::: Extrait du document
Agence de Presse de l'Amérique Latine

Les licenciements et pertes d´activité continuent en Argentine

Buenos Aires, 1er mars (Prensa latina) Dans le contexte de la crise économique que vit aujourd´hui l´Argentine, en seulement deux jours, une centaine de travailleurs de plusieurs compagnies argentines ont perdu leur emploi, et d´autres sont temporairement suspendus.


Si 2018 a été une année noir pour beaucoup qui ont perdu leur emploi, surtout les milliers du secteur étatique, en cette année 2019 les nouvelles ne sont pas non plus bonnes pour d´autres.

Nous avons appris depuis jeudi que 600 personnes se sont retrouvées sans emploi à Metalpar, la fabrique de carrosseries de camion et de bus la plus grande du pays, qui a fermé ses portes la veille en raison de la chute des ventes et de la hausse des taux d´intérêts.

Avant-hier, une autre une de presse informait que 450 personnes supplémentaires ont perdu leur contrat avec la compagnie de soins à domiciles Pedidos Ya, puis hier les travailleurs de l´entreprise de mise en bouteille de Coca-Cola, Femsa, sont descendus dans la rue pour protester contre le licenciement de 23 personnes sur le site de Pompeya.

Mercredi, il a été annoncé que la compagnie Peugeot suspendait pour deux mois les deux milles emplois de l´usine située à El Palomar. L´entreprise a justifié cette décision par la chute des ventes qui provoque une importante accumulation de stock.

Lors des deux prochains mois, les travailleurs de Peugeot percevront 75 pour cent de leur salaire, selon un accord trouvé entre la compagnie et l´Union Ouvrière Métallurgique.

"Cela a permis d´éviter des licenciements immédiats et de gagner du temps pour chercher des solutions, puisque le futur de l´entreprise et du secteur est incertain", a signalé le site d´information El diario de Moron.

Beaucoup prient aujourd´hui pour ne pas faire partie des prochains licenciements, dans un pays où les petits commerces locaux comme les grandes entreprises ont dû réduire leur personnel ou fermer en raison des fortes hausses de coûts comme le gaz, l´électricité, et de la chute de la consommation.

Le député et secrétaire général de la Centrale des Travailleurs, Hugo Yasky, a manifesté sur le réseau social Twitter que "Peugeot suspend tout son personnel du site d´El Palomar, et l´Indec (Institut National de Statistique et de Recensement) informe que 191 mille postes de travaille ont été perdus en 2018. Ce Gouvernement actuel (de Mauricio Macri) déteste les travailleurs et le démontre tous les jours".
::::::
::: Données fournies
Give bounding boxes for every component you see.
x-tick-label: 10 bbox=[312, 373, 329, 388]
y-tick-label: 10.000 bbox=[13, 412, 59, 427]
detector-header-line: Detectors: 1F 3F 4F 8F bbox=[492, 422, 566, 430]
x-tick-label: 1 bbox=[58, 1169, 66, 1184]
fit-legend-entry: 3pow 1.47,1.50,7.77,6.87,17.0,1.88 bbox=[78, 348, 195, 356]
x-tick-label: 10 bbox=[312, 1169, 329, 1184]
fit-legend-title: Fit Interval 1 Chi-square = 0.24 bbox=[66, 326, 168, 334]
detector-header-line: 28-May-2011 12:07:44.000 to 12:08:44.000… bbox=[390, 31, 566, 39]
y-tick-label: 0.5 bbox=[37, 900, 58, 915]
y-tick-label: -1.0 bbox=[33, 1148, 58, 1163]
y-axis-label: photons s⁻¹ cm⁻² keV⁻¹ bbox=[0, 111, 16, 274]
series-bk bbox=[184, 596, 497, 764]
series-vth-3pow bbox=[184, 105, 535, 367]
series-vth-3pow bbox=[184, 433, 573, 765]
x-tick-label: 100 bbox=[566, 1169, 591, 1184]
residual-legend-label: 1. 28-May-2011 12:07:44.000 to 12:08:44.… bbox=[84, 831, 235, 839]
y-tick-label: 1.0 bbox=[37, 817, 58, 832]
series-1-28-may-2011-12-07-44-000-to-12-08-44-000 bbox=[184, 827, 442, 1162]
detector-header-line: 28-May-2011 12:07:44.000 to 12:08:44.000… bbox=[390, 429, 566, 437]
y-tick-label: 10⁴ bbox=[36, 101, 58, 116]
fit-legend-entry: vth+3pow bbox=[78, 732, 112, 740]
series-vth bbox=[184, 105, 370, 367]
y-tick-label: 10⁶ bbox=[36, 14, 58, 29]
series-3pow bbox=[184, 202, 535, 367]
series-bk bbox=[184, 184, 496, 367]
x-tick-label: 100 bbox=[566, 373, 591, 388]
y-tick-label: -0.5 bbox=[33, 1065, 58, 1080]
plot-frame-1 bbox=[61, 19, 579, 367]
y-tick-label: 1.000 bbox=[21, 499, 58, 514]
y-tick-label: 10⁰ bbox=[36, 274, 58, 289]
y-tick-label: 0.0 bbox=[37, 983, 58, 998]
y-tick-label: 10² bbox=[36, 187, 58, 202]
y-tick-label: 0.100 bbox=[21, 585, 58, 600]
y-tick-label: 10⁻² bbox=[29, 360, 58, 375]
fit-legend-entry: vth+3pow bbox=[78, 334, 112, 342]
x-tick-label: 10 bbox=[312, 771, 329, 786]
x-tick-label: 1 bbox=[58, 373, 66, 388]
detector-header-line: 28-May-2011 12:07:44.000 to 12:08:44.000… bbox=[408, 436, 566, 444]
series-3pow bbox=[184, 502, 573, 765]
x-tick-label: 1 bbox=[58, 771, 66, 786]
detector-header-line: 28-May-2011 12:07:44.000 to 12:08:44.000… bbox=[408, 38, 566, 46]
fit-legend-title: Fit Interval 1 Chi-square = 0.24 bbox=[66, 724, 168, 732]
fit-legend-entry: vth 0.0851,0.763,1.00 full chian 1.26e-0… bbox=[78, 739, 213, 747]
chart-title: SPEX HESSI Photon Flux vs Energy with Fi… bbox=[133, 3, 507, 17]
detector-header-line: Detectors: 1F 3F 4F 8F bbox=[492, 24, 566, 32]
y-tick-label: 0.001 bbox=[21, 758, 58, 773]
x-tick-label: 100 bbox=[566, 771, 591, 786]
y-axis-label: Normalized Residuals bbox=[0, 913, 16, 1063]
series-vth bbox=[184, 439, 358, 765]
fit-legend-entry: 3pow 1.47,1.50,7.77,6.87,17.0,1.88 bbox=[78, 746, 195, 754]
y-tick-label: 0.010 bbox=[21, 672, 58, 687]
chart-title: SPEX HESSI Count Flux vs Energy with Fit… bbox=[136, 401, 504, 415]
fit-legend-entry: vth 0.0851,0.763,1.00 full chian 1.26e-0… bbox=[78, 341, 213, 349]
::::::
Tâches à effectuer:
A. Indiquez si chacune des affirmations suivantes concorde avec l'article sur les licenciements en Argentine. Répondez par oui ou par non et citez mot pour mot le passage de l'article qui tranche. (i) Metalpar a fermé en raison de la chute des ventes et de la hausse des taux d'intérêts. (ii) Pendant leur suspension, les travailleurs de Peugeot percevront l'intégralité de leur salaire. (iii) Les travailleurs de Femsa ont manifesté contre le licenciement de 23 personnes sur le site de Pompeya.
B. Modifiez le passage de l'article sur les licenciements en Argentine compris entre « Buenos Aires, 1er » et « sont temporairement suspendus. » inclus, en remplaçant « deux jours » par « trois jours ».

Réponses par tâche:
A.
(i) Oui : « qui a fermé ses portes la veille en raison de la chute des ventes et de la hausse des taux d´intérêts ».
(ii) Non : « les travailleurs de Peugeot percevront 75 pour cent de leur salaire ».
(iii) Oui : « sont descendus dans la rue pour protester contre le licenciement de 23 personnes sur le site de Pompeya ».

B.
Buenos Aires, 1er mars (Prensa latina) Dans le contexte de la crise économique que vit aujourd´hui l´Argentine, en seulement trois jours, une centaine de travailleurs de plusieurs compagnies argentines ont perdu leur emploi, et d´autres sont temporairement suspendus.